→ **Short exercise**
Please retype the records below exactly, leaving out any pictures.

────────────────

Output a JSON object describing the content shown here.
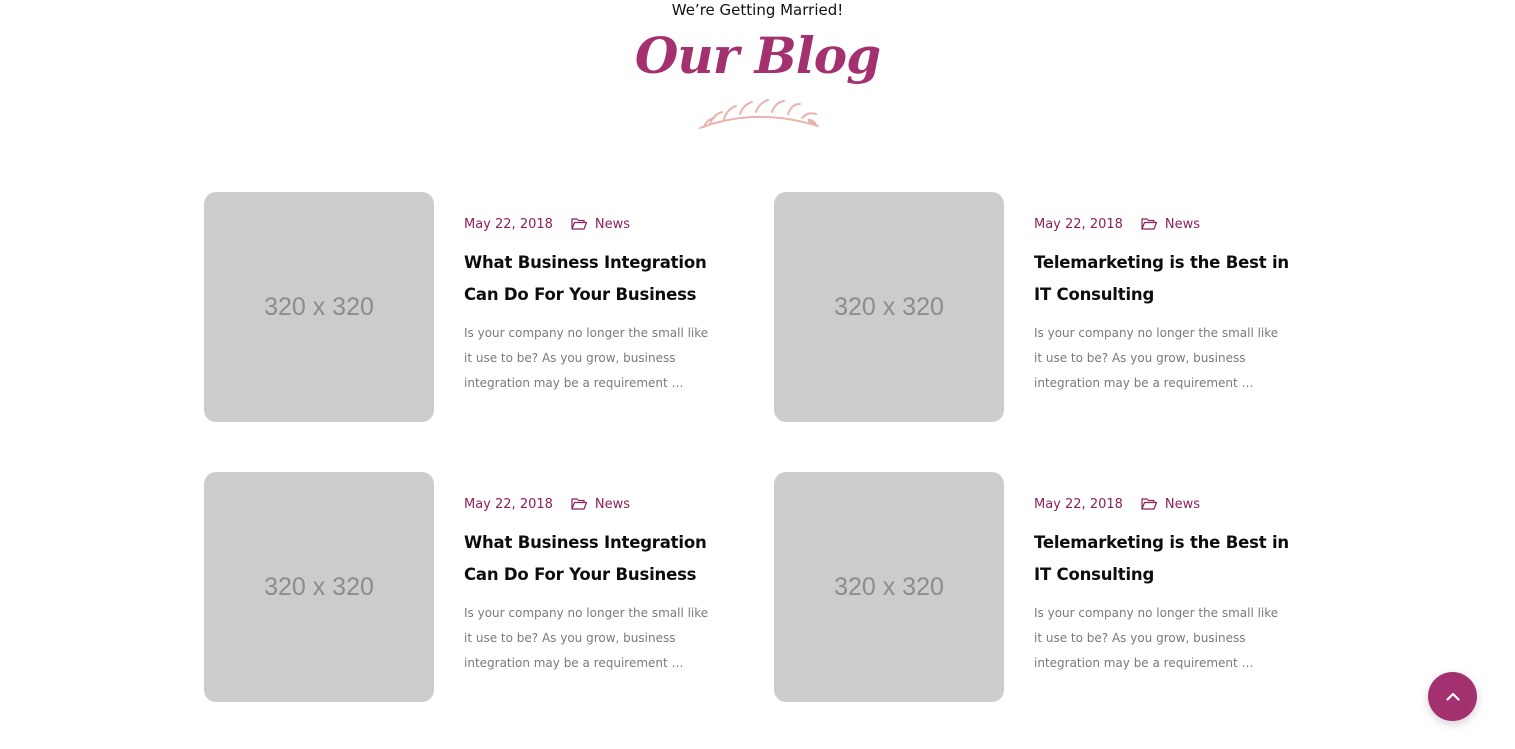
{
  "header": {
    "subtitle": "We’re Getting Married!",
    "title": "Our Blog"
  },
  "posts": [
    {
      "image_label": "320 x 320",
      "date": "May 22, 2018",
      "category": "News",
      "title": "What Business Integration Can Do For Your Business",
      "excerpt": "Is your company no longer the small like it use to be? As you grow, business integration may be a requirement …"
    },
    {
      "image_label": "320 x 320",
      "date": "May 22, 2018",
      "category": "News",
      "title": "Telemarketing is the Best in IT Consulting",
      "excerpt": "Is your company no longer the small like it use to be? As you grow, business integration may be a requirement …"
    },
    {
      "image_label": "320 x 320",
      "date": "May 22, 2018",
      "category": "News",
      "title": "What Business Integration Can Do For Your Business",
      "excerpt": "Is your company no longer the small like it use to be? As you grow, business integration may be a requirement …"
    },
    {
      "image_label": "320 x 320",
      "date": "May 22, 2018",
      "category": "News",
      "title": "Telemarketing is the Best in IT Consulting",
      "excerpt": "Is your company no longer the small like it use to be? As you grow, business integration may be a requirement …"
    }
  ],
  "icons": {
    "category": "folder-open-icon",
    "scroll_top": "chevron-up-icon",
    "divider": "leaf-branch-icon"
  },
  "colors": {
    "accent": "#a3306f",
    "meta": "#8c1f5c",
    "leaf": "#e8b4ad",
    "placeholder": "#cccccc"
  }
}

────────────────

→ **Answer in full**
Output a JSON object describing the content shown here.
{
  "header": {
    "subtitle": "We’re Getting Married!",
    "title": "Our Blog"
  },
  "posts": [
    {
      "image_label": "320 x 320",
      "date": "May 22, 2018",
      "category": "News",
      "title": "What Business Integration Can Do For Your Business",
      "excerpt": "Is your company no longer the small like it use to be? As you grow, business integration may be a requirement …"
    },
    {
      "image_label": "320 x 320",
      "date": "May 22, 2018",
      "category": "News",
      "title": "Telemarketing is the Best in IT Consulting",
      "excerpt": "Is your company no longer the small like it use to be? As you grow, business integration may be a requirement …"
    },
    {
      "image_label": "320 x 320",
      "date": "May 22, 2018",
      "category": "News",
      "title": "What Business Integration Can Do For Your Business",
      "excerpt": "Is your company no longer the small like it use to be? As you grow, business integration may be a requirement …"
    },
    {
      "image_label": "320 x 320",
      "date": "May 22, 2018",
      "category": "News",
      "title": "Telemarketing is the Best in IT Consulting",
      "excerpt": "Is your company no longer the small like it use to be? As you grow, business integration may be a requirement …"
    }
  ],
  "icons": {
    "category": "folder-open-icon",
    "scroll_top": "chevron-up-icon",
    "divider": "leaf-branch-icon"
  },
  "colors": {
    "accent": "#a3306f",
    "meta": "#8c1f5c",
    "leaf": "#e8b4ad",
    "placeholder": "#cccccc"
  }
}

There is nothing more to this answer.